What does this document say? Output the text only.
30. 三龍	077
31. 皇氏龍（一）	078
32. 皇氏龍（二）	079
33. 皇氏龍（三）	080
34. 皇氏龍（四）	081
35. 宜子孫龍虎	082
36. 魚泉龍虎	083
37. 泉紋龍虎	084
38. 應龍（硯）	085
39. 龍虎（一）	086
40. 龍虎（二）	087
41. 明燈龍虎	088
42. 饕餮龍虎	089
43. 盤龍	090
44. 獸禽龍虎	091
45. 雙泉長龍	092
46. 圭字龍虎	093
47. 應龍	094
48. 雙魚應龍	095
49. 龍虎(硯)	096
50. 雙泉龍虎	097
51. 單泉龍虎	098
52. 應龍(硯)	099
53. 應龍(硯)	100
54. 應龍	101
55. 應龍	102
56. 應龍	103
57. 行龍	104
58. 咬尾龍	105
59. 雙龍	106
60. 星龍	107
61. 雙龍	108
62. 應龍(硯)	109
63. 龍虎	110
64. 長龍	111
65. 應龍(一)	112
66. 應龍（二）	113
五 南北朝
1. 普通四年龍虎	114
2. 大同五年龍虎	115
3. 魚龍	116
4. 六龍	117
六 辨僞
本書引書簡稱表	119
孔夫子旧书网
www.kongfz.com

=====

» **WHAT NEEDS TO BE DONE**
Repeat all of the entries exactly.

» **RESULT FOR THIS EXERCISE**
What does this document say? Output the text only.
30. 三龍	077
31. 皇氏龍（一）	078
32. 皇氏龍（二）	079
33. 皇氏龍（三）	080
34. 皇氏龍（四）	081
35. 宜子孫龍虎	082
36. 魚泉龍虎	083
37. 泉紋龍虎	084
38. 應龍（硯）	085
39. 龍虎（一）	086
40. 龍虎（二）	087
41. 明燈龍虎	088
42. 饕餮龍虎	089
43. 盤龍	090
44. 獸禽龍虎	091
45. 雙泉長龍	092
46. 圭字龍虎	093
47. 應龍	094
48. 雙魚應龍	095
49. 龍虎(硯)	096
50. 雙泉龍虎	097
51. 單泉龍虎	098
52. 應龍(硯)	099
53. 應龍(硯)	100
54. 應龍	101
55. 應龍	102
56. 應龍	103
57. 行龍	104
58. 咬尾龍	105
59. 雙龍	106
60. 星龍	107
61. 雙龍	108
62. 應龍(硯)	109
63. 龍虎	110
64. 長龍	111
65. 應龍(一)	112
66. 應龍（二）	113
五 南北朝
1. 普通四年龍虎	114
2. 大同五年龍虎	115
3. 魚龍	116
4. 六龍	117
六 辨僞
本書引書簡稱表	119
孔夫子旧书网
www.kongfz.com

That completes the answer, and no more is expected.